Saved data entries
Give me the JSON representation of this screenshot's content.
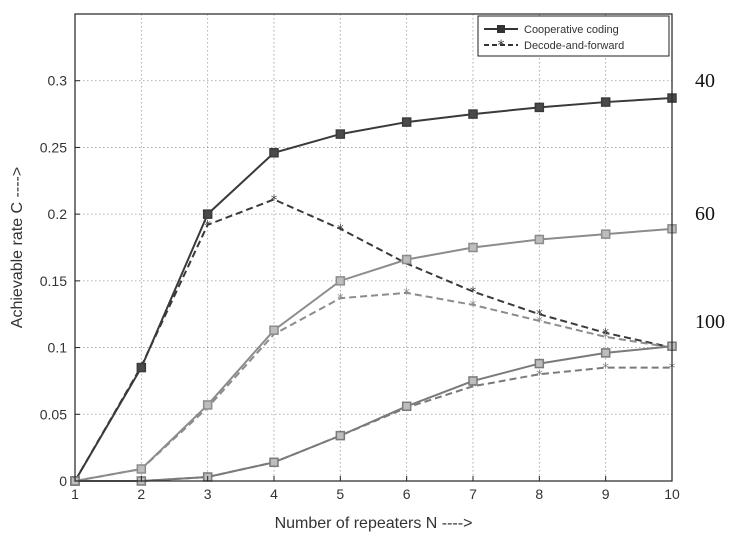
{
  "chart_data": {
    "type": "line",
    "title": "",
    "xlabel": "Number of repeaters N ---->",
    "ylabel": "Achievable rate C ---->",
    "xlim": [
      1,
      10
    ],
    "ylim": [
      0,
      0.35
    ],
    "x": [
      1,
      2,
      3,
      4,
      5,
      6,
      7,
      8,
      9,
      10
    ],
    "xticks": [
      "1",
      "2",
      "3",
      "4",
      "5",
      "6",
      "7",
      "8",
      "9",
      "10"
    ],
    "yticks": [
      "0",
      "0.05",
      "0.1",
      "0.15",
      "0.2",
      "0.25",
      "0.3"
    ],
    "grid": true,
    "legend_position": "top-right",
    "legend": [
      {
        "label": "Cooperative coding",
        "style": "solid",
        "marker": "square"
      },
      {
        "label": "Decode-and-forward",
        "style": "dashed",
        "marker": "star"
      }
    ],
    "groups": [
      {
        "label": "40",
        "color": "#3a3a3a",
        "cooperative": [
          0.0,
          0.085,
          0.2,
          0.246,
          0.26,
          0.269,
          0.275,
          0.28,
          0.284,
          0.287
        ],
        "decode_forward": [
          0.0,
          0.086,
          0.192,
          0.211,
          0.189,
          0.163,
          0.142,
          0.125,
          0.111,
          0.1
        ]
      },
      {
        "label": "60",
        "color": "#8c8c8c",
        "cooperative": [
          0.0,
          0.009,
          0.057,
          0.113,
          0.15,
          0.166,
          0.175,
          0.181,
          0.185,
          0.189
        ],
        "decode_forward": [
          0.0,
          0.009,
          0.055,
          0.11,
          0.137,
          0.141,
          0.132,
          0.12,
          0.108,
          0.1
        ]
      },
      {
        "label": "100",
        "color": "#7a7a7a",
        "cooperative": [
          0.0,
          0.0,
          0.003,
          0.014,
          0.034,
          0.056,
          0.075,
          0.088,
          0.096,
          0.101
        ],
        "decode_forward": [
          0.0,
          0.0,
          0.003,
          0.014,
          0.034,
          0.055,
          0.071,
          0.08,
          0.085,
          0.085
        ]
      }
    ]
  }
}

- TASK GOAL -
Every record above should be written out again without change, except that the pictures are left out.

- FINISHED EXERCISE -
Give me the JSON representation of this screenshot's content.
{
  "chart_data": {
    "type": "line",
    "title": "",
    "xlabel": "Number of repeaters N ---->",
    "ylabel": "Achievable rate C ---->",
    "xlim": [
      1,
      10
    ],
    "ylim": [
      0,
      0.35
    ],
    "x": [
      1,
      2,
      3,
      4,
      5,
      6,
      7,
      8,
      9,
      10
    ],
    "xticks": [
      "1",
      "2",
      "3",
      "4",
      "5",
      "6",
      "7",
      "8",
      "9",
      "10"
    ],
    "yticks": [
      "0",
      "0.05",
      "0.1",
      "0.15",
      "0.2",
      "0.25",
      "0.3"
    ],
    "grid": true,
    "legend_position": "top-right",
    "legend": [
      {
        "label": "Cooperative coding",
        "style": "solid",
        "marker": "square"
      },
      {
        "label": "Decode-and-forward",
        "style": "dashed",
        "marker": "star"
      }
    ],
    "groups": [
      {
        "label": "40",
        "color": "#3a3a3a",
        "cooperative": [
          0.0,
          0.085,
          0.2,
          0.246,
          0.26,
          0.269,
          0.275,
          0.28,
          0.284,
          0.287
        ],
        "decode_forward": [
          0.0,
          0.086,
          0.192,
          0.211,
          0.189,
          0.163,
          0.142,
          0.125,
          0.111,
          0.1
        ]
      },
      {
        "label": "60",
        "color": "#8c8c8c",
        "cooperative": [
          0.0,
          0.009,
          0.057,
          0.113,
          0.15,
          0.166,
          0.175,
          0.181,
          0.185,
          0.189
        ],
        "decode_forward": [
          0.0,
          0.009,
          0.055,
          0.11,
          0.137,
          0.141,
          0.132,
          0.12,
          0.108,
          0.1
        ]
      },
      {
        "label": "100",
        "color": "#7a7a7a",
        "cooperative": [
          0.0,
          0.0,
          0.003,
          0.014,
          0.034,
          0.056,
          0.075,
          0.088,
          0.096,
          0.101
        ],
        "decode_forward": [
          0.0,
          0.0,
          0.003,
          0.014,
          0.034,
          0.055,
          0.071,
          0.08,
          0.085,
          0.085
        ]
      }
    ]
  }
}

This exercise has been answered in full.